Exercise =>
Wherever the word "Meme" shows up in a line, please copy that line.

Material supplied =>
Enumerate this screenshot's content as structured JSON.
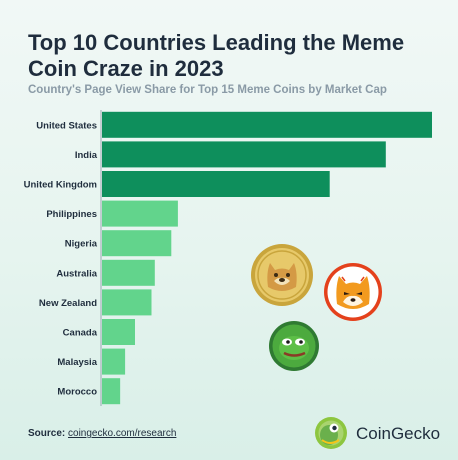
{
  "title": "Top 10 Countries Leading the Meme Coin Craze in 2023",
  "subtitle": "Country's Page View Share for Top 15 Meme Coins by Market Cap",
  "source_label": "Source:",
  "source_link": "coingecko.com/research",
  "brand": "CoinGecko",
  "colors": {
    "dark_bar": "#0e8f5c",
    "light_bar": "#62d48c",
    "axis": "#9aa8b2"
  },
  "icons": [
    "doge-coin-icon",
    "shiba-inu-coin-icon",
    "pepe-coin-icon",
    "coingecko-logo-icon"
  ],
  "chart_data": {
    "type": "bar",
    "orientation": "horizontal",
    "categories": [
      "United States",
      "India",
      "United Kingdom",
      "Philippines",
      "Nigeria",
      "Australia",
      "New Zealand",
      "Canada",
      "Malaysia",
      "Morocco"
    ],
    "values": [
      100,
      86,
      69,
      23,
      21,
      16,
      15,
      10,
      7,
      5.5
    ],
    "highlight_top": 3,
    "xlim": [
      0,
      100
    ],
    "grid": false,
    "legend": "none"
  }
}
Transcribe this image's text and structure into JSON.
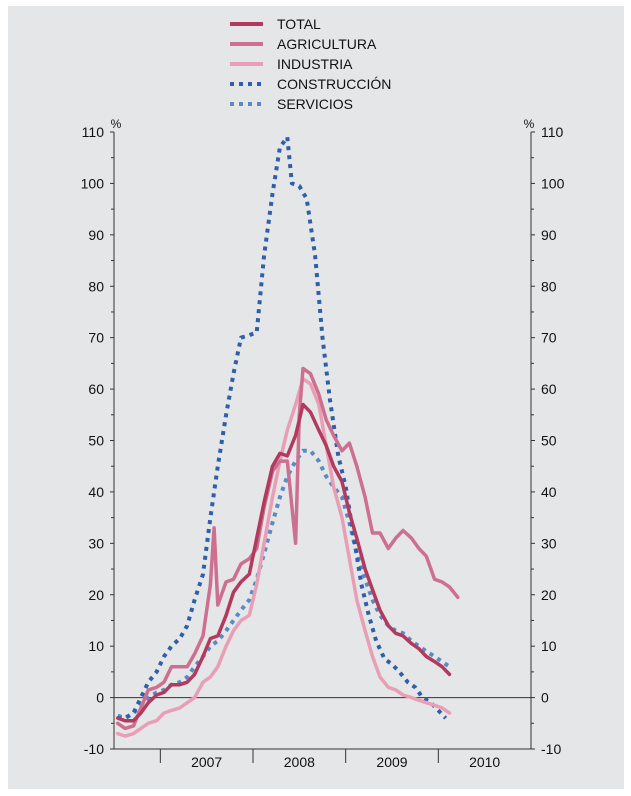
{
  "chart_data": {
    "type": "line",
    "title": "",
    "xlabel": "",
    "ylabel": "%",
    "y_unit_left": "%",
    "y_unit_right": "%",
    "ylim": [
      -10,
      110
    ],
    "yticks": [
      -10,
      0,
      10,
      20,
      30,
      40,
      50,
      60,
      70,
      80,
      90,
      100,
      110
    ],
    "year_labels": [
      "2007",
      "2008",
      "2009",
      "2010"
    ],
    "x_range": [
      2006.5,
      2011.0
    ],
    "grid": false,
    "zero_line": true,
    "legend_position": "top-center",
    "series": [
      {
        "name": "TOTAL",
        "color": "#b23a5e",
        "style": "solid",
        "points": [
          [
            2006.54,
            -4
          ],
          [
            2006.62,
            -4.5
          ],
          [
            2006.71,
            -4.5
          ],
          [
            2006.79,
            -3
          ],
          [
            2006.87,
            -1
          ],
          [
            2006.96,
            0.5
          ],
          [
            2007.04,
            1
          ],
          [
            2007.12,
            2.5
          ],
          [
            2007.21,
            2.5
          ],
          [
            2007.29,
            3
          ],
          [
            2007.37,
            4.5
          ],
          [
            2007.46,
            8
          ],
          [
            2007.54,
            11.5
          ],
          [
            2007.62,
            12
          ],
          [
            2007.71,
            16
          ],
          [
            2007.79,
            20.5
          ],
          [
            2007.87,
            22.5
          ],
          [
            2007.96,
            24
          ],
          [
            2008.04,
            31
          ],
          [
            2008.12,
            38
          ],
          [
            2008.21,
            45
          ],
          [
            2008.29,
            47.5
          ],
          [
            2008.37,
            47
          ],
          [
            2008.46,
            51
          ],
          [
            2008.54,
            57
          ],
          [
            2008.62,
            55.5
          ],
          [
            2008.71,
            52
          ],
          [
            2008.79,
            49
          ],
          [
            2008.87,
            45
          ],
          [
            2008.96,
            42
          ],
          [
            2009.04,
            36
          ],
          [
            2009.12,
            31
          ],
          [
            2009.21,
            25
          ],
          [
            2009.29,
            21
          ],
          [
            2009.37,
            17
          ],
          [
            2009.46,
            14
          ],
          [
            2009.54,
            12.5
          ],
          [
            2009.62,
            12
          ],
          [
            2009.71,
            10.5
          ],
          [
            2009.79,
            9.5
          ],
          [
            2009.87,
            8
          ],
          [
            2009.96,
            7
          ],
          [
            2010.04,
            6
          ],
          [
            2010.12,
            4.5
          ]
        ]
      },
      {
        "name": "AGRICULTURA",
        "color": "#cd6f8e",
        "style": "solid",
        "points": [
          [
            2006.54,
            -5
          ],
          [
            2006.62,
            -6
          ],
          [
            2006.71,
            -5.5
          ],
          [
            2006.79,
            -2
          ],
          [
            2006.87,
            1.5
          ],
          [
            2006.96,
            2
          ],
          [
            2007.04,
            3
          ],
          [
            2007.12,
            6
          ],
          [
            2007.21,
            6
          ],
          [
            2007.29,
            6
          ],
          [
            2007.37,
            8.5
          ],
          [
            2007.46,
            12
          ],
          [
            2007.54,
            22
          ],
          [
            2007.58,
            33
          ],
          [
            2007.62,
            18
          ],
          [
            2007.71,
            22.5
          ],
          [
            2007.79,
            23
          ],
          [
            2007.87,
            26
          ],
          [
            2007.96,
            27
          ],
          [
            2008.04,
            29
          ],
          [
            2008.12,
            37
          ],
          [
            2008.21,
            44
          ],
          [
            2008.29,
            46
          ],
          [
            2008.37,
            46
          ],
          [
            2008.46,
            30
          ],
          [
            2008.5,
            55
          ],
          [
            2008.54,
            64
          ],
          [
            2008.62,
            63
          ],
          [
            2008.71,
            59
          ],
          [
            2008.79,
            54
          ],
          [
            2008.87,
            51
          ],
          [
            2008.96,
            48
          ],
          [
            2009.04,
            49.5
          ],
          [
            2009.12,
            45
          ],
          [
            2009.21,
            39
          ],
          [
            2009.29,
            32
          ],
          [
            2009.37,
            32
          ],
          [
            2009.46,
            29
          ],
          [
            2009.54,
            31
          ],
          [
            2009.62,
            32.5
          ],
          [
            2009.71,
            31
          ],
          [
            2009.79,
            29
          ],
          [
            2009.87,
            27.5
          ],
          [
            2009.96,
            23
          ],
          [
            2010.04,
            22.5
          ],
          [
            2010.12,
            21.5
          ],
          [
            2010.21,
            19.5
          ]
        ]
      },
      {
        "name": "INDUSTRIA",
        "color": "#e89fb5",
        "style": "solid",
        "points": [
          [
            2006.54,
            -7
          ],
          [
            2006.62,
            -7.5
          ],
          [
            2006.71,
            -7
          ],
          [
            2006.79,
            -6
          ],
          [
            2006.87,
            -5
          ],
          [
            2006.96,
            -4.5
          ],
          [
            2007.04,
            -3
          ],
          [
            2007.12,
            -2.5
          ],
          [
            2007.21,
            -2
          ],
          [
            2007.29,
            -1
          ],
          [
            2007.37,
            0
          ],
          [
            2007.46,
            3
          ],
          [
            2007.54,
            4
          ],
          [
            2007.62,
            6
          ],
          [
            2007.71,
            10
          ],
          [
            2007.79,
            13
          ],
          [
            2007.87,
            15
          ],
          [
            2007.96,
            16
          ],
          [
            2008.04,
            22
          ],
          [
            2008.12,
            30
          ],
          [
            2008.21,
            39
          ],
          [
            2008.29,
            46
          ],
          [
            2008.37,
            52
          ],
          [
            2008.46,
            57
          ],
          [
            2008.54,
            62
          ],
          [
            2008.62,
            61
          ],
          [
            2008.71,
            57
          ],
          [
            2008.79,
            49
          ],
          [
            2008.87,
            41
          ],
          [
            2008.96,
            35
          ],
          [
            2009.04,
            27
          ],
          [
            2009.12,
            19
          ],
          [
            2009.21,
            13
          ],
          [
            2009.29,
            8
          ],
          [
            2009.37,
            4
          ],
          [
            2009.46,
            2
          ],
          [
            2009.54,
            1.5
          ],
          [
            2009.62,
            0.5
          ],
          [
            2009.71,
            0
          ],
          [
            2009.79,
            -0.5
          ],
          [
            2009.87,
            -1
          ],
          [
            2009.96,
            -1.5
          ],
          [
            2010.04,
            -2
          ],
          [
            2010.12,
            -3
          ]
        ]
      },
      {
        "name": "CONSTRUCCIÓN",
        "color": "#2f5fa8",
        "style": "dotted",
        "points": [
          [
            2006.54,
            -4
          ],
          [
            2006.62,
            -4
          ],
          [
            2006.71,
            -3
          ],
          [
            2006.79,
            0
          ],
          [
            2006.87,
            3
          ],
          [
            2006.96,
            5
          ],
          [
            2007.04,
            8
          ],
          [
            2007.12,
            10
          ],
          [
            2007.21,
            11.5
          ],
          [
            2007.29,
            14
          ],
          [
            2007.37,
            19
          ],
          [
            2007.46,
            24
          ],
          [
            2007.54,
            35
          ],
          [
            2007.62,
            45
          ],
          [
            2007.71,
            55
          ],
          [
            2007.79,
            63
          ],
          [
            2007.87,
            70
          ],
          [
            2007.96,
            70.5
          ],
          [
            2008.04,
            71
          ],
          [
            2008.12,
            86
          ],
          [
            2008.21,
            98
          ],
          [
            2008.29,
            107
          ],
          [
            2008.37,
            109
          ],
          [
            2008.42,
            100
          ],
          [
            2008.5,
            99.5
          ],
          [
            2008.58,
            97
          ],
          [
            2008.67,
            86
          ],
          [
            2008.75,
            70
          ],
          [
            2008.83,
            58
          ],
          [
            2008.92,
            47
          ],
          [
            2009.0,
            41
          ],
          [
            2009.08,
            32
          ],
          [
            2009.17,
            22
          ],
          [
            2009.25,
            16
          ],
          [
            2009.33,
            11
          ],
          [
            2009.42,
            7.5
          ],
          [
            2009.5,
            6.5
          ],
          [
            2009.58,
            5
          ],
          [
            2009.67,
            3
          ],
          [
            2009.75,
            2
          ],
          [
            2009.83,
            0
          ],
          [
            2009.92,
            -1
          ],
          [
            2010.0,
            -2.5
          ],
          [
            2010.08,
            -4
          ]
        ]
      },
      {
        "name": "SERVICIOS",
        "color": "#5b8ac2",
        "style": "dotted",
        "points": [
          [
            2006.54,
            -3.5
          ],
          [
            2006.62,
            -4
          ],
          [
            2006.71,
            -3
          ],
          [
            2006.79,
            -1.5
          ],
          [
            2006.87,
            0
          ],
          [
            2006.96,
            1
          ],
          [
            2007.04,
            1.5
          ],
          [
            2007.12,
            2.5
          ],
          [
            2007.21,
            3
          ],
          [
            2007.29,
            4
          ],
          [
            2007.37,
            6
          ],
          [
            2007.46,
            8
          ],
          [
            2007.54,
            10
          ],
          [
            2007.62,
            11
          ],
          [
            2007.71,
            13
          ],
          [
            2007.79,
            15
          ],
          [
            2007.87,
            17
          ],
          [
            2007.96,
            19
          ],
          [
            2008.04,
            23
          ],
          [
            2008.12,
            28
          ],
          [
            2008.21,
            34
          ],
          [
            2008.29,
            39
          ],
          [
            2008.37,
            43
          ],
          [
            2008.46,
            46
          ],
          [
            2008.54,
            48
          ],
          [
            2008.62,
            48
          ],
          [
            2008.71,
            46
          ],
          [
            2008.79,
            43
          ],
          [
            2008.87,
            41
          ],
          [
            2008.96,
            39
          ],
          [
            2009.04,
            34
          ],
          [
            2009.12,
            28
          ],
          [
            2009.21,
            23
          ],
          [
            2009.29,
            19
          ],
          [
            2009.37,
            16
          ],
          [
            2009.46,
            14
          ],
          [
            2009.54,
            13
          ],
          [
            2009.62,
            12.5
          ],
          [
            2009.71,
            11
          ],
          [
            2009.79,
            10
          ],
          [
            2009.87,
            9
          ],
          [
            2009.96,
            8
          ],
          [
            2010.04,
            7
          ],
          [
            2010.12,
            6
          ]
        ]
      }
    ]
  }
}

The output =>
  "title": "Top 10 Countries Leading the Meme Coin Craze in 2023",
  "subtitle": "Country's Page View Share for Top 15 Meme Coins by Market Cap",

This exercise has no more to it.